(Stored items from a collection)
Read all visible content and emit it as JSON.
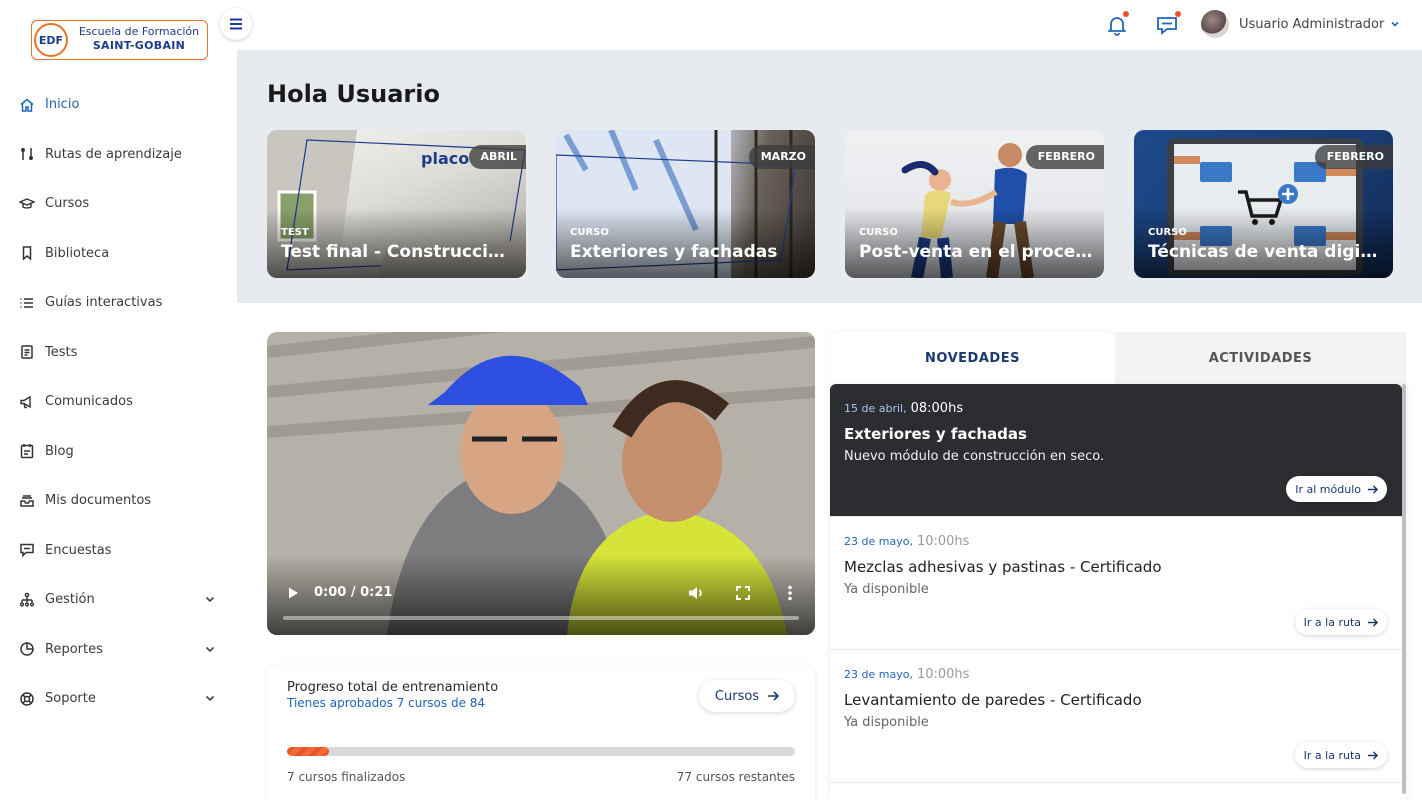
{
  "logo": {
    "abbr": "EDF",
    "line1": "Escuela de Formación",
    "line2": "SAINT-GOBAIN"
  },
  "sidebar": {
    "items": [
      {
        "label": "Inicio",
        "icon": "home-icon",
        "active": true
      },
      {
        "label": "Rutas de aprendizaje",
        "icon": "route-icon"
      },
      {
        "label": "Cursos",
        "icon": "graduation-cap-icon"
      },
      {
        "label": "Biblioteca",
        "icon": "bookmark-icon"
      },
      {
        "label": "Guías interactivas",
        "icon": "list-icon"
      },
      {
        "label": "Tests",
        "icon": "clipboard-icon"
      },
      {
        "label": "Comunicados",
        "icon": "megaphone-icon"
      },
      {
        "label": "Blog",
        "icon": "notepad-icon"
      },
      {
        "label": "Mis documentos",
        "icon": "inbox-icon"
      },
      {
        "label": "Encuestas",
        "icon": "chat-icon"
      },
      {
        "label": "Gestión",
        "icon": "org-chart-icon",
        "expandable": true
      },
      {
        "label": "Reportes",
        "icon": "pie-chart-icon",
        "expandable": true
      },
      {
        "label": "Soporte",
        "icon": "lifebuoy-icon",
        "expandable": true
      }
    ]
  },
  "topbar": {
    "user_name": "Usuario Administrador"
  },
  "hero": {
    "greeting": "Hola Usuario",
    "cards": [
      {
        "month": "ABRIL",
        "type": "TEST",
        "title": "Test final - Construcción en seco"
      },
      {
        "month": "MARZO",
        "type": "CURSO",
        "title": "Exteriores y fachadas"
      },
      {
        "month": "FEBRERO",
        "type": "CURSO",
        "title": "Post-venta en el proceso comercial"
      },
      {
        "month": "FEBRERO",
        "type": "CURSO",
        "title": "Técnicas de venta digital"
      }
    ],
    "card1_brand": "placo"
  },
  "video": {
    "time": "0:00 / 0:21"
  },
  "progress": {
    "title": "Progreso total de entrenamiento",
    "subtitle": "Tienes aprobados 7 cursos de 84",
    "button_label": "Cursos",
    "completed_label": "7 cursos finalizados",
    "remaining_label": "77 cursos restantes",
    "fraction": 0.083
  },
  "panel": {
    "tabs": [
      "NOVEDADES",
      "ACTIVIDADES"
    ],
    "news": [
      {
        "date": "15 de abril",
        "time": "08:00hs",
        "title": "Exteriores y fachadas",
        "subtitle": "Nuevo módulo de construcción en seco.",
        "button": "Ir al módulo",
        "style": "dark"
      },
      {
        "date": "23 de mayo",
        "time": "10:00hs",
        "title": "Mezclas adhesivas y pastinas - Certificado",
        "subtitle": "Ya disponible",
        "button": "Ir a la ruta",
        "style": "light"
      },
      {
        "date": "23 de mayo",
        "time": "10:00hs",
        "title": "Levantamiento de paredes - Certificado",
        "subtitle": "Ya disponible",
        "button": "Ir a la ruta",
        "style": "light"
      }
    ]
  },
  "colors": {
    "accent": "#1f66b8",
    "brand_orange": "#e8542a",
    "dark_card": "#2b2d31"
  }
}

__Stated exercise__
Leave images out of the retyped records; keep all else exact.

__Response below__
Read all visible content and emit it as JSON.
{
  "logo": {
    "abbr": "EDF",
    "line1": "Escuela de Formación",
    "line2": "SAINT-GOBAIN"
  },
  "sidebar": {
    "items": [
      {
        "label": "Inicio",
        "icon": "home-icon",
        "active": true
      },
      {
        "label": "Rutas de aprendizaje",
        "icon": "route-icon"
      },
      {
        "label": "Cursos",
        "icon": "graduation-cap-icon"
      },
      {
        "label": "Biblioteca",
        "icon": "bookmark-icon"
      },
      {
        "label": "Guías interactivas",
        "icon": "list-icon"
      },
      {
        "label": "Tests",
        "icon": "clipboard-icon"
      },
      {
        "label": "Comunicados",
        "icon": "megaphone-icon"
      },
      {
        "label": "Blog",
        "icon": "notepad-icon"
      },
      {
        "label": "Mis documentos",
        "icon": "inbox-icon"
      },
      {
        "label": "Encuestas",
        "icon": "chat-icon"
      },
      {
        "label": "Gestión",
        "icon": "org-chart-icon",
        "expandable": true
      },
      {
        "label": "Reportes",
        "icon": "pie-chart-icon",
        "expandable": true
      },
      {
        "label": "Soporte",
        "icon": "lifebuoy-icon",
        "expandable": true
      }
    ]
  },
  "topbar": {
    "user_name": "Usuario Administrador"
  },
  "hero": {
    "greeting": "Hola Usuario",
    "cards": [
      {
        "month": "ABRIL",
        "type": "TEST",
        "title": "Test final - Construcción en seco"
      },
      {
        "month": "MARZO",
        "type": "CURSO",
        "title": "Exteriores y fachadas"
      },
      {
        "month": "FEBRERO",
        "type": "CURSO",
        "title": "Post-venta en el proceso comercial"
      },
      {
        "month": "FEBRERO",
        "type": "CURSO",
        "title": "Técnicas de venta digital"
      }
    ],
    "card1_brand": "placo"
  },
  "video": {
    "time": "0:00 / 0:21"
  },
  "progress": {
    "title": "Progreso total de entrenamiento",
    "subtitle": "Tienes aprobados 7 cursos de 84",
    "button_label": "Cursos",
    "completed_label": "7 cursos finalizados",
    "remaining_label": "77 cursos restantes",
    "fraction": 0.083
  },
  "panel": {
    "tabs": [
      "NOVEDADES",
      "ACTIVIDADES"
    ],
    "news": [
      {
        "date": "15 de abril",
        "time": "08:00hs",
        "title": "Exteriores y fachadas",
        "subtitle": "Nuevo módulo de construcción en seco.",
        "button": "Ir al módulo",
        "style": "dark"
      },
      {
        "date": "23 de mayo",
        "time": "10:00hs",
        "title": "Mezclas adhesivas y pastinas - Certificado",
        "subtitle": "Ya disponible",
        "button": "Ir a la ruta",
        "style": "light"
      },
      {
        "date": "23 de mayo",
        "time": "10:00hs",
        "title": "Levantamiento de paredes - Certificado",
        "subtitle": "Ya disponible",
        "button": "Ir a la ruta",
        "style": "light"
      }
    ]
  },
  "colors": {
    "accent": "#1f66b8",
    "brand_orange": "#e8542a",
    "dark_card": "#2b2d31"
  }
}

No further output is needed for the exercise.